— AIM OF THE TASK —
Set down the full listing exactly as given. Any pictures are to be left out.

— DATA FOR PROCESSING —
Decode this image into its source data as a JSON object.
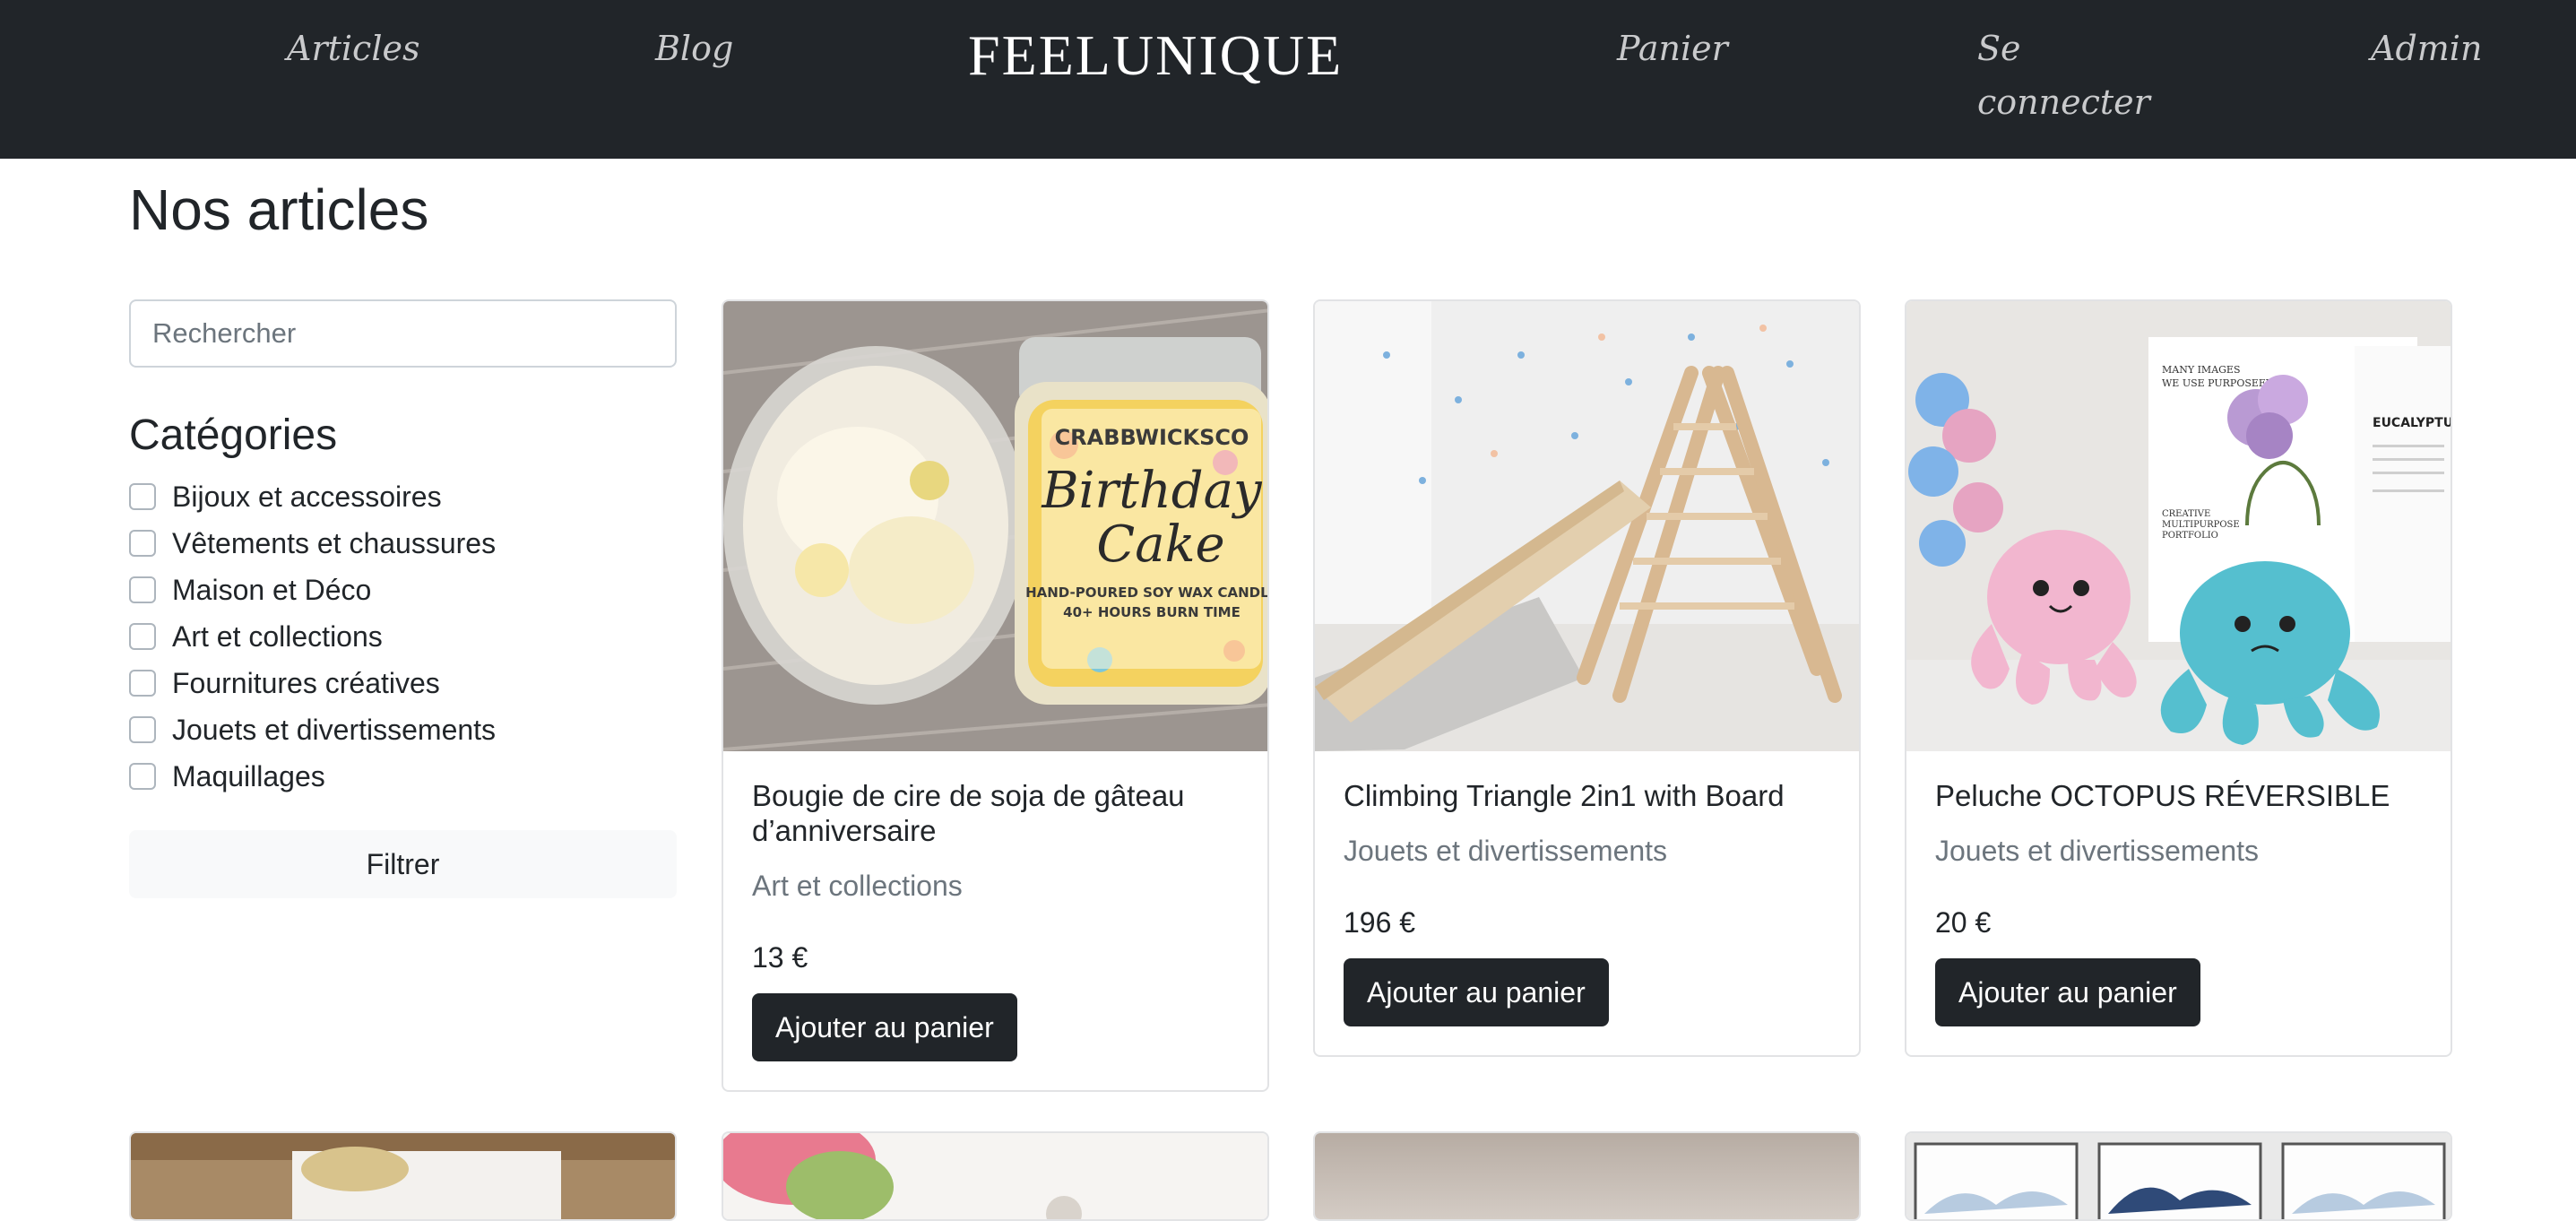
{
  "nav": {
    "brand": "FEELUNIQUE",
    "links": [
      "Articles",
      "Blog",
      "Panier",
      "Se connecter",
      "Admin"
    ]
  },
  "page_title": "Nos articles",
  "search": {
    "placeholder": "Rechercher",
    "value": ""
  },
  "categories": {
    "title": "Catégories",
    "items": [
      "Bijoux et accessoires",
      "Vêtements et chaussures",
      "Maison et Déco",
      "Art et collections",
      "Fournitures créatives",
      "Jouets et divertissements",
      "Maquillages"
    ]
  },
  "filter_button": "Filtrer",
  "products": [
    {
      "title": "Bougie de cire de soja de gâteau d’anniversaire",
      "category": "Art et collections",
      "price": "13 €",
      "button": "Ajouter au panier"
    },
    {
      "title": "Climbing Triangle 2in1 with Board",
      "category": "Jouets et divertissements",
      "price": "196 €",
      "button": "Ajouter au panier"
    },
    {
      "title": "Peluche OCTOPUS RÉVERSIBLE",
      "category": "Jouets et divertissements",
      "price": "20 €",
      "button": "Ajouter au panier"
    }
  ],
  "image_text": {
    "candle_brand": "CRABBWICKSCO",
    "candle_name_1": "Birthday",
    "candle_name_2": "Cake",
    "candle_sub_1": "HAND-POURED SOY WAX CANDLE",
    "candle_sub_2": "40+ HOURS BURN TIME",
    "book_1": "MANY IMAGES",
    "book_2": "WE USE PURPOSEFULLY",
    "book_3": "CREATIVE",
    "book_4": "MULTIPURPOSE",
    "book_5": "PORTFOLIO",
    "book_6": "EUCALYPTU"
  },
  "colors": {
    "navbar": "#212529",
    "nav_link": "#c9cacc",
    "muted": "#6c757d",
    "button_dark": "#212529"
  }
}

— ANSWER —
Decode this image into its source data as a JSON object.
{
  "nav": {
    "brand": "FEELUNIQUE",
    "links": [
      "Articles",
      "Blog",
      "Panier",
      "Se connecter",
      "Admin"
    ]
  },
  "page_title": "Nos articles",
  "search": {
    "placeholder": "Rechercher",
    "value": ""
  },
  "categories": {
    "title": "Catégories",
    "items": [
      "Bijoux et accessoires",
      "Vêtements et chaussures",
      "Maison et Déco",
      "Art et collections",
      "Fournitures créatives",
      "Jouets et divertissements",
      "Maquillages"
    ]
  },
  "filter_button": "Filtrer",
  "products": [
    {
      "title": "Bougie de cire de soja de gâteau d’anniversaire",
      "category": "Art et collections",
      "price": "13 €",
      "button": "Ajouter au panier"
    },
    {
      "title": "Climbing Triangle 2in1 with Board",
      "category": "Jouets et divertissements",
      "price": "196 €",
      "button": "Ajouter au panier"
    },
    {
      "title": "Peluche OCTOPUS RÉVERSIBLE",
      "category": "Jouets et divertissements",
      "price": "20 €",
      "button": "Ajouter au panier"
    }
  ],
  "image_text": {
    "candle_brand": "CRABBWICKSCO",
    "candle_name_1": "Birthday",
    "candle_name_2": "Cake",
    "candle_sub_1": "HAND-POURED SOY WAX CANDLE",
    "candle_sub_2": "40+ HOURS BURN TIME",
    "book_1": "MANY IMAGES",
    "book_2": "WE USE PURPOSEFULLY",
    "book_3": "CREATIVE",
    "book_4": "MULTIPURPOSE",
    "book_5": "PORTFOLIO",
    "book_6": "EUCALYPTU"
  },
  "colors": {
    "navbar": "#212529",
    "nav_link": "#c9cacc",
    "muted": "#6c757d",
    "button_dark": "#212529"
  }
}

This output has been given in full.